Records that describe figures:
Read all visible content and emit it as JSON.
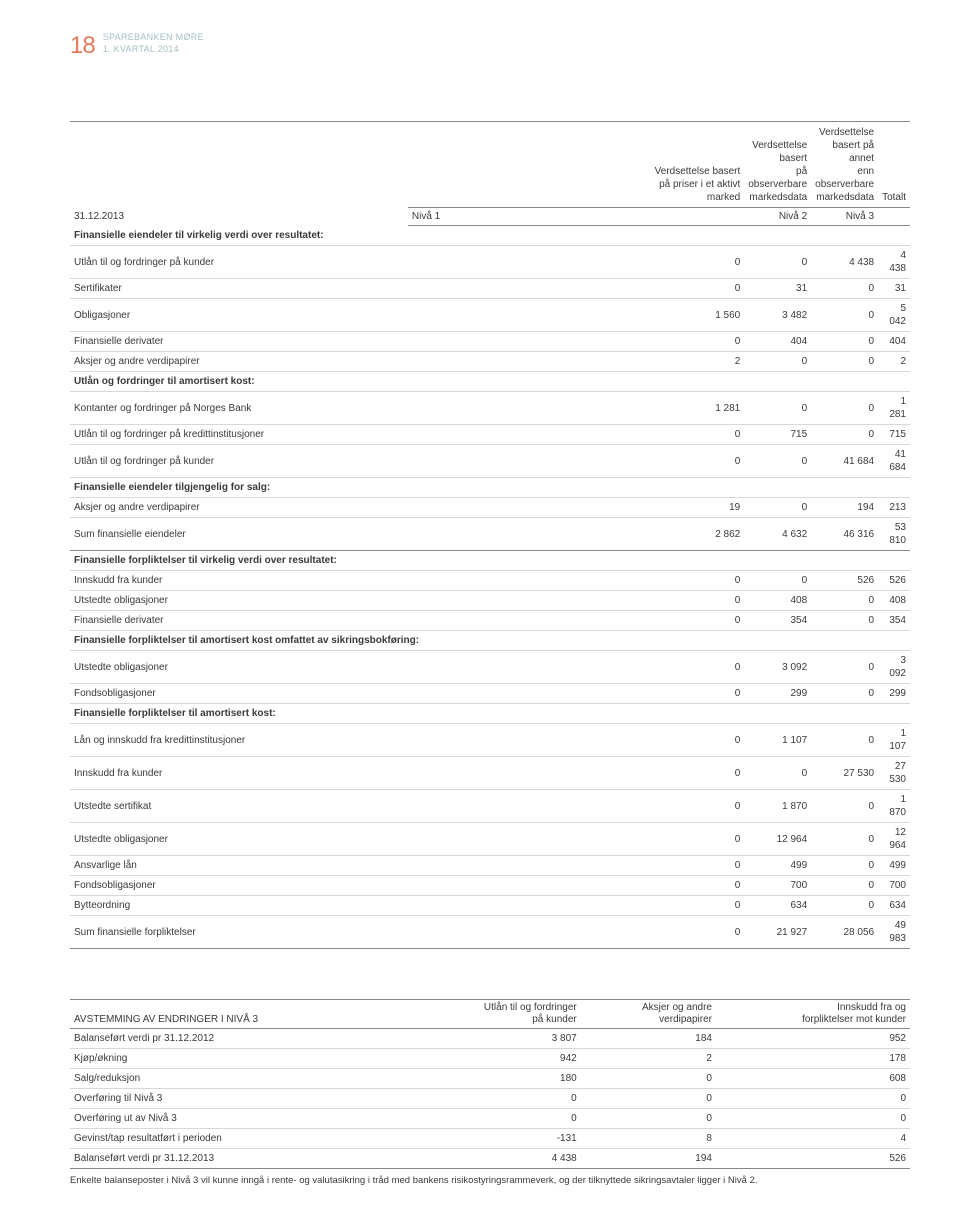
{
  "header": {
    "page_number": "18",
    "company": "SPAREBANKEN MØRE",
    "period": "1. KVARTAL 2014"
  },
  "table1": {
    "date": "31.12.2013",
    "col1_l1": "Verdsettelse basert",
    "col1_l2": "på priser i et aktivt",
    "col1_l3": "marked",
    "col2_l1": "Verdsettelse basert",
    "col2_l2": "på observerbare",
    "col2_l3": "markedsdata",
    "col3_l1": "Verdsettelse",
    "col3_l2": "basert på annet",
    "col3_l3": "enn observerbare",
    "col3_l4": "markedsdata",
    "col4": "Totalt",
    "n1": "Nivå 1",
    "n2": "Nivå 2",
    "n3": "Nivå 3",
    "sections": {
      "s1": "Finansielle eiendeler til virkelig verdi over resultatet:",
      "s2": "Utlån og fordringer til amortisert kost:",
      "s3": "Finansielle eiendeler tilgjengelig for salg:",
      "s4": "Finansielle forpliktelser til virkelig verdi over resultatet:",
      "s5": "Finansielle forpliktelser til amortisert kost omfattet av sikringsbokføring:",
      "s6": "Finansielle forpliktelser til amortisert kost:"
    },
    "rows": {
      "r1": {
        "label": "Utlån til og fordringer på kunder",
        "c1": "0",
        "c2": "0",
        "c3": "4 438",
        "c4": "4 438"
      },
      "r2": {
        "label": "Sertifikater",
        "c1": "0",
        "c2": "31",
        "c3": "0",
        "c4": "31"
      },
      "r3": {
        "label": "Obligasjoner",
        "c1": "1 560",
        "c2": "3 482",
        "c3": "0",
        "c4": "5 042"
      },
      "r4": {
        "label": "Finansielle derivater",
        "c1": "0",
        "c2": "404",
        "c3": "0",
        "c4": "404"
      },
      "r5": {
        "label": "Aksjer og andre verdipapirer",
        "c1": "2",
        "c2": "0",
        "c3": "0",
        "c4": "2"
      },
      "r6": {
        "label": "Kontanter og fordringer på Norges Bank",
        "c1": "1 281",
        "c2": "0",
        "c3": "0",
        "c4": "1 281"
      },
      "r7": {
        "label": "Utlån til og fordringer på kredittinstitusjoner",
        "c1": "0",
        "c2": "715",
        "c3": "0",
        "c4": "715"
      },
      "r8": {
        "label": "Utlån til og fordringer på kunder",
        "c1": "0",
        "c2": "0",
        "c3": "41 684",
        "c4": "41 684"
      },
      "r9": {
        "label": "Aksjer og andre verdipapirer",
        "c1": "19",
        "c2": "0",
        "c3": "194",
        "c4": "213"
      },
      "sum1": {
        "label": "Sum finansielle eiendeler",
        "c1": "2 862",
        "c2": "4 632",
        "c3": "46 316",
        "c4": "53 810"
      },
      "r10": {
        "label": "Innskudd fra kunder",
        "c1": "0",
        "c2": "0",
        "c3": "526",
        "c4": "526"
      },
      "r11": {
        "label": "Utstedte obligasjoner",
        "c1": "0",
        "c2": "408",
        "c3": "0",
        "c4": "408"
      },
      "r12": {
        "label": "Finansielle derivater",
        "c1": "0",
        "c2": "354",
        "c3": "0",
        "c4": "354"
      },
      "r13": {
        "label": "Utstedte obligasjoner",
        "c1": "0",
        "c2": "3 092",
        "c3": "0",
        "c4": "3 092"
      },
      "r14": {
        "label": "Fondsobligasjoner",
        "c1": "0",
        "c2": "299",
        "c3": "0",
        "c4": "299"
      },
      "r15": {
        "label": "Lån og innskudd fra kredittinstitusjoner",
        "c1": "0",
        "c2": "1 107",
        "c3": "0",
        "c4": "1 107"
      },
      "r16": {
        "label": "Innskudd fra kunder",
        "c1": "0",
        "c2": "0",
        "c3": "27 530",
        "c4": "27 530"
      },
      "r17": {
        "label": "Utstedte sertifikat",
        "c1": "0",
        "c2": "1 870",
        "c3": "0",
        "c4": "1 870"
      },
      "r18": {
        "label": "Utstedte obligasjoner",
        "c1": "0",
        "c2": "12 964",
        "c3": "0",
        "c4": "12 964"
      },
      "r19": {
        "label": "Ansvarlige lån",
        "c1": "0",
        "c2": "499",
        "c3": "0",
        "c4": "499"
      },
      "r20": {
        "label": "Fondsobligasjoner",
        "c1": "0",
        "c2": "700",
        "c3": "0",
        "c4": "700"
      },
      "r21": {
        "label": "Bytteordning",
        "c1": "0",
        "c2": "634",
        "c3": "0",
        "c4": "634"
      },
      "sum2": {
        "label": "Sum finansielle forpliktelser",
        "c1": "0",
        "c2": "21 927",
        "c3": "28 056",
        "c4": "49 983"
      }
    }
  },
  "table2": {
    "title": "AVSTEMMING AV ENDRINGER I NIVÅ 3",
    "h1_l1": "Utlån til og fordringer",
    "h1_l2": "på kunder",
    "h2_l1": "Aksjer og andre",
    "h2_l2": "verdipapirer",
    "h3_l1": "Innskudd fra og",
    "h3_l2": "forpliktelser mot kunder",
    "rows": {
      "r1": {
        "label": "Balanseført verdi pr 31.12.2012",
        "c1": "3 807",
        "c2": "184",
        "c3": "952"
      },
      "r2": {
        "label": "Kjøp/økning",
        "c1": "942",
        "c2": "2",
        "c3": "178"
      },
      "r3": {
        "label": "Salg/reduksjon",
        "c1": "180",
        "c2": "0",
        "c3": "608"
      },
      "r4": {
        "label": "Overføring til Nivå 3",
        "c1": "0",
        "c2": "0",
        "c3": "0"
      },
      "r5": {
        "label": "Overføring ut av Nivå 3",
        "c1": "0",
        "c2": "0",
        "c3": "0"
      },
      "r6": {
        "label": "Gevinst/tap resultatført i perioden",
        "c1": "-131",
        "c2": "8",
        "c3": "4"
      },
      "r7": {
        "label": "Balanseført verdi pr 31.12.2013",
        "c1": "4 438",
        "c2": "194",
        "c3": "526"
      }
    }
  },
  "footnote": "Enkelte balanseposter i Nivå 3 vil kunne inngå i rente- og valutasikring i tråd med bankens risikostyringsrammeverk, og der tilknyttede sikringsavtaler ligger i Nivå 2."
}
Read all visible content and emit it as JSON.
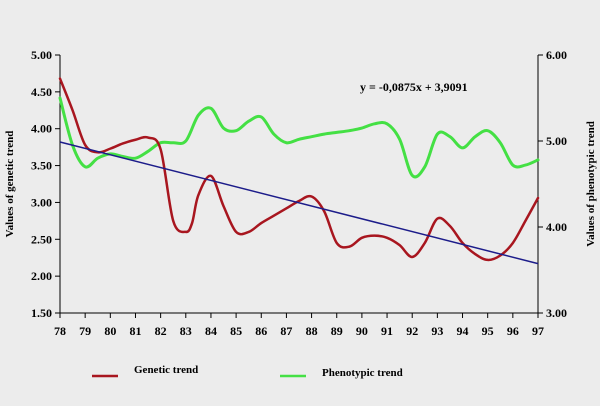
{
  "chart_data": {
    "type": "line",
    "x": [
      "78",
      "79",
      "80",
      "81",
      "82",
      "83",
      "84",
      "85",
      "86",
      "87",
      "88",
      "89",
      "90",
      "91",
      "92",
      "93",
      "94",
      "95",
      "96",
      "97"
    ],
    "xlabel": "",
    "ylabel": "Values of genetic trend",
    "y2label": "Values of phenotypic trend",
    "ylim": [
      1.5,
      5.0
    ],
    "yticks": [
      "1.50",
      "2.00",
      "2.50",
      "3.00",
      "3.50",
      "4.00",
      "4.50",
      "5.00"
    ],
    "y2lim": [
      3.0,
      6.0
    ],
    "y2ticks": [
      "3.00",
      "4.00",
      "5.00",
      "6.00"
    ],
    "grid": false,
    "legend_position": "bottom",
    "series": [
      {
        "name": "Genetic trend",
        "axis": "left",
        "color": "#a8161f",
        "x": [
          78,
          78.5,
          79,
          79.5,
          80,
          80.5,
          81,
          81.5,
          82,
          82.5,
          83,
          83.25,
          83.5,
          84,
          84.5,
          85,
          85.5,
          86,
          86.5,
          87,
          87.5,
          88,
          88.5,
          89,
          89.5,
          90,
          90.5,
          91,
          91.5,
          92,
          92.5,
          93,
          93.5,
          94,
          94.5,
          95,
          95.5,
          96,
          96.5,
          97
        ],
        "values": [
          4.68,
          4.25,
          3.78,
          3.68,
          3.73,
          3.8,
          3.85,
          3.88,
          3.72,
          2.75,
          2.6,
          2.72,
          3.1,
          3.36,
          2.95,
          2.6,
          2.6,
          2.72,
          2.82,
          2.92,
          3.02,
          3.08,
          2.88,
          2.45,
          2.4,
          2.52,
          2.55,
          2.52,
          2.42,
          2.26,
          2.45,
          2.78,
          2.68,
          2.45,
          2.3,
          2.22,
          2.28,
          2.45,
          2.75,
          3.06
        ]
      },
      {
        "name": "Phenotypic trend",
        "axis": "right",
        "color": "#44e044",
        "x": [
          78,
          78.5,
          79,
          79.5,
          80,
          80.5,
          81,
          81.5,
          82,
          82.5,
          83,
          83.5,
          84,
          84.5,
          85,
          85.5,
          86,
          86.5,
          87,
          87.5,
          88,
          88.5,
          89,
          89.5,
          90,
          90.5,
          91,
          91.5,
          92,
          92.5,
          93,
          93.5,
          94,
          94.5,
          95,
          95.5,
          96,
          96.5,
          97
        ],
        "values": [
          5.5,
          4.95,
          4.7,
          4.8,
          4.85,
          4.82,
          4.8,
          4.88,
          4.98,
          4.98,
          5.0,
          5.3,
          5.38,
          5.15,
          5.12,
          5.23,
          5.28,
          5.08,
          4.98,
          5.02,
          5.05,
          5.08,
          5.1,
          5.12,
          5.15,
          5.2,
          5.2,
          5.02,
          4.6,
          4.7,
          5.08,
          5.05,
          4.92,
          5.05,
          5.12,
          4.98,
          4.72,
          4.72,
          4.78
        ]
      }
    ],
    "trendline": {
      "axis": "left",
      "color": "#1c1c8a",
      "x": [
        78,
        97
      ],
      "values": [
        3.82,
        2.17
      ],
      "equation": "y = -0,0875x + 3,9091"
    }
  }
}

◆ **Set task**:
In the records above, find each line holding "virkelig" and copy it.

◆ **Solved exercise**:
      "s1": "Finansielle eiendeler til virkelig verdi over resultatet:",
      "s4": "Finansielle forpliktelser til virkelig verdi over resultatet:",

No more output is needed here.